- [PROBLEM STATEMENT]
Reply only with how many lines contain the word "text".

- [EXCERPTED DATA]
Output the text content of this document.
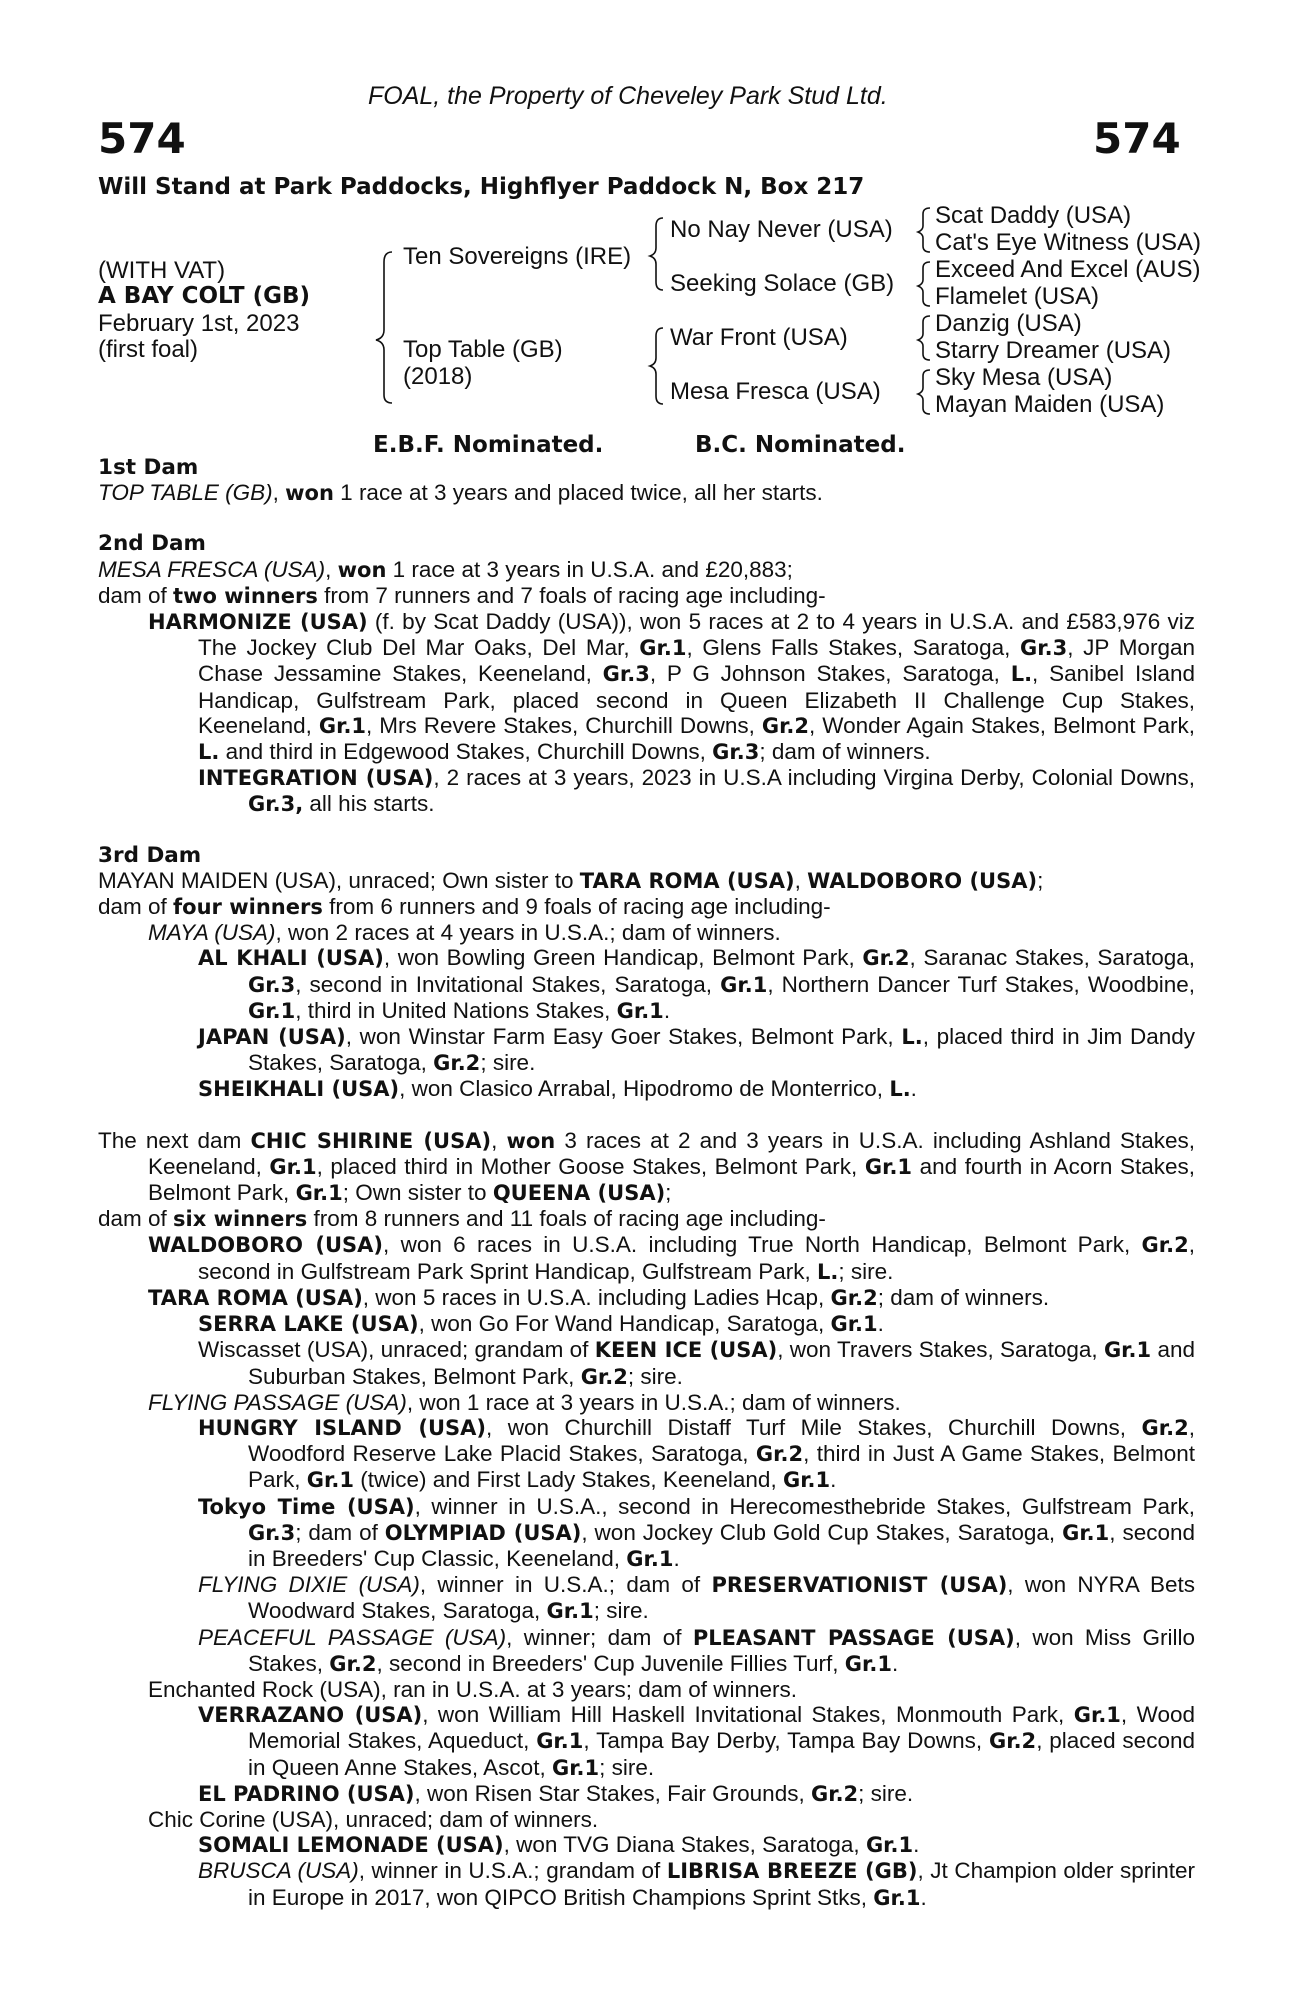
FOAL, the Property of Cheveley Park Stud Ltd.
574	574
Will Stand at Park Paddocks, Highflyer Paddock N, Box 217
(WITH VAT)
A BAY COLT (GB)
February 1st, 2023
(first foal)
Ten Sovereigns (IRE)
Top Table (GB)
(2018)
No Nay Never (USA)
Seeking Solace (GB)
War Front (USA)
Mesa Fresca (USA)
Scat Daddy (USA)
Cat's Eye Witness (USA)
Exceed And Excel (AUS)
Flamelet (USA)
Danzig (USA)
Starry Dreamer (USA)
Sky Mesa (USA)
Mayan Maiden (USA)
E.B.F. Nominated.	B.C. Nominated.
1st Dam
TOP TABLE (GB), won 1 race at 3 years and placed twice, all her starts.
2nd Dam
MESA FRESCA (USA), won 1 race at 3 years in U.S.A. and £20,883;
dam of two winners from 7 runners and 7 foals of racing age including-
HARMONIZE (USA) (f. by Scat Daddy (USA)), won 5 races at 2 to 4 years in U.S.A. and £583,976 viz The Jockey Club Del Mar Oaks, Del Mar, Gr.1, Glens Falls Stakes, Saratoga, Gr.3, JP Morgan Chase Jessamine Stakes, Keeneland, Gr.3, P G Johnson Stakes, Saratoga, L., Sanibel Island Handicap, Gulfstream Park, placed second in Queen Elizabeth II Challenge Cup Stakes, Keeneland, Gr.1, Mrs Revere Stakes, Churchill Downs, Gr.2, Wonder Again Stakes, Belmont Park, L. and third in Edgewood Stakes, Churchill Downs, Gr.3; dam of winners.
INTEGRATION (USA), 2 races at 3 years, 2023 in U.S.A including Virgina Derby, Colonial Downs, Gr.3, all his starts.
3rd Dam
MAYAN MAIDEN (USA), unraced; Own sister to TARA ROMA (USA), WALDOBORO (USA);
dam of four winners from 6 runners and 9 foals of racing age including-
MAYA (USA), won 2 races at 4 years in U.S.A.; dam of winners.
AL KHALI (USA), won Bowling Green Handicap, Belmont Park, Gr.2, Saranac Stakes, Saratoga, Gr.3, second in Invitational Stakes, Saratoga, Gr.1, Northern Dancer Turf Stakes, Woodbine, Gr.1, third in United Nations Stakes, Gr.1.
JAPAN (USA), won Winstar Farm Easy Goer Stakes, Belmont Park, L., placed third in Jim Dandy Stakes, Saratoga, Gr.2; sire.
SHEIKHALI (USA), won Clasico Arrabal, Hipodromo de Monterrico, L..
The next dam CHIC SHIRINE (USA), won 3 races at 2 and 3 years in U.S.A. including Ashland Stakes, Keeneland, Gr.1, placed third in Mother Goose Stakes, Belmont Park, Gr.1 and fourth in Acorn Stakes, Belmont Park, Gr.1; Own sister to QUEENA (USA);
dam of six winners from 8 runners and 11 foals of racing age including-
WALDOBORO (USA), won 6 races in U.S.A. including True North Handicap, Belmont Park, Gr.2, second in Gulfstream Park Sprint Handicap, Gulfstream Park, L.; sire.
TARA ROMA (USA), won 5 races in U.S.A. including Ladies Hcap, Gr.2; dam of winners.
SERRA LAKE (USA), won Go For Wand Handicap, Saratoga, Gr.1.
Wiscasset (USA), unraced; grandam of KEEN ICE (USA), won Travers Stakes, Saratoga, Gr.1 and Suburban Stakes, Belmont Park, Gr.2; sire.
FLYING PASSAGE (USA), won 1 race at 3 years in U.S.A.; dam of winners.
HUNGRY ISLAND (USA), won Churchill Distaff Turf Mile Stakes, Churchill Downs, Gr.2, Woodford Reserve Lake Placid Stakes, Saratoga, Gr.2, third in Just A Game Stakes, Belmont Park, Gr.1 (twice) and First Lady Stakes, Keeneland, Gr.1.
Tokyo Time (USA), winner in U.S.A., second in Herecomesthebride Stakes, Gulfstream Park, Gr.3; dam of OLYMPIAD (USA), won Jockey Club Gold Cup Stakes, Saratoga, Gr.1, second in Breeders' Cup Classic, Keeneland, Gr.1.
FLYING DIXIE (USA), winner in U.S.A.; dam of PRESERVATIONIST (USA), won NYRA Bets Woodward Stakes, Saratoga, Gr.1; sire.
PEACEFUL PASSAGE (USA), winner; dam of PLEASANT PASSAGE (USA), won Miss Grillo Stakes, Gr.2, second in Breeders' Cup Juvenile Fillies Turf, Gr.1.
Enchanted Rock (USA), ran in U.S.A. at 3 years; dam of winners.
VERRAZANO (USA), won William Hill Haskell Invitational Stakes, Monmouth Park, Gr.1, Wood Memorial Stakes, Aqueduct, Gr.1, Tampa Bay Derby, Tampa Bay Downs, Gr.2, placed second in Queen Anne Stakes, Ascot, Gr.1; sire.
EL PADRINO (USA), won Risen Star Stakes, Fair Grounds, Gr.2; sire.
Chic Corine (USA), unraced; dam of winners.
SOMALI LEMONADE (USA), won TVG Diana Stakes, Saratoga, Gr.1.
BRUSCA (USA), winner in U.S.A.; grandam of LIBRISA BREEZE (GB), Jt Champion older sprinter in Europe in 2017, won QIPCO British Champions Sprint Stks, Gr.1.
* * *
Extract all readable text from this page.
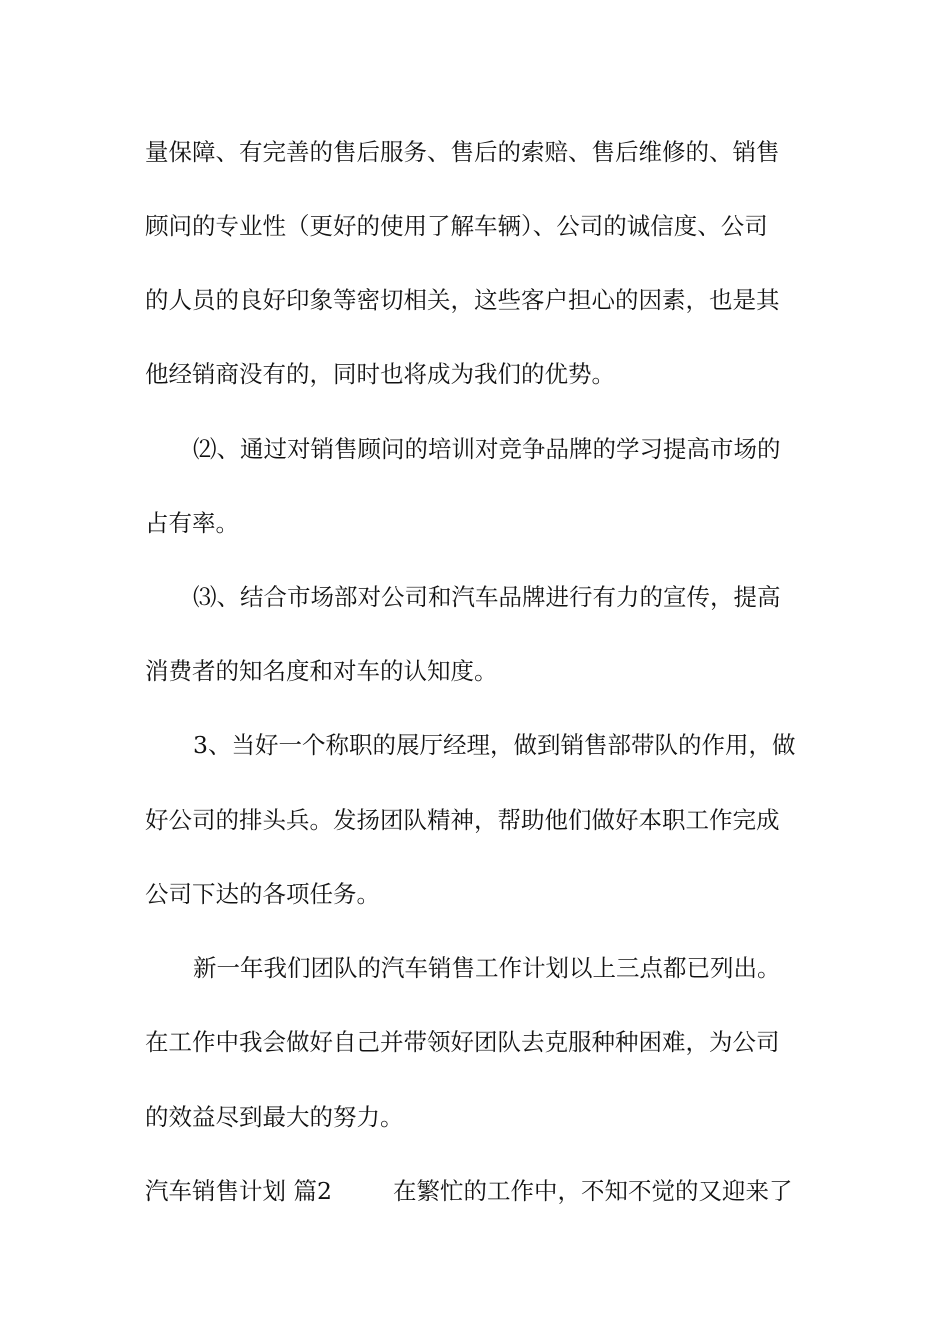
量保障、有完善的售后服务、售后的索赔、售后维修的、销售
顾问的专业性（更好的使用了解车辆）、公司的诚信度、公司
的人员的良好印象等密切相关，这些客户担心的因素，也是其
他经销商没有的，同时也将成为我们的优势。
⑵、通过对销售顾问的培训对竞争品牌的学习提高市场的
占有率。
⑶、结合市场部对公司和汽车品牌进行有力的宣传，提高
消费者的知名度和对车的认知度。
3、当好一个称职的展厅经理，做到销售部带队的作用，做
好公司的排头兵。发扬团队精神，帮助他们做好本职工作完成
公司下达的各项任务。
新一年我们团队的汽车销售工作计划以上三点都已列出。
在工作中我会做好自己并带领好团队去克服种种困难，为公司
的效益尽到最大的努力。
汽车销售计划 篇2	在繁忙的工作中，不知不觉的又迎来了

- [FINAL ANSWER]
2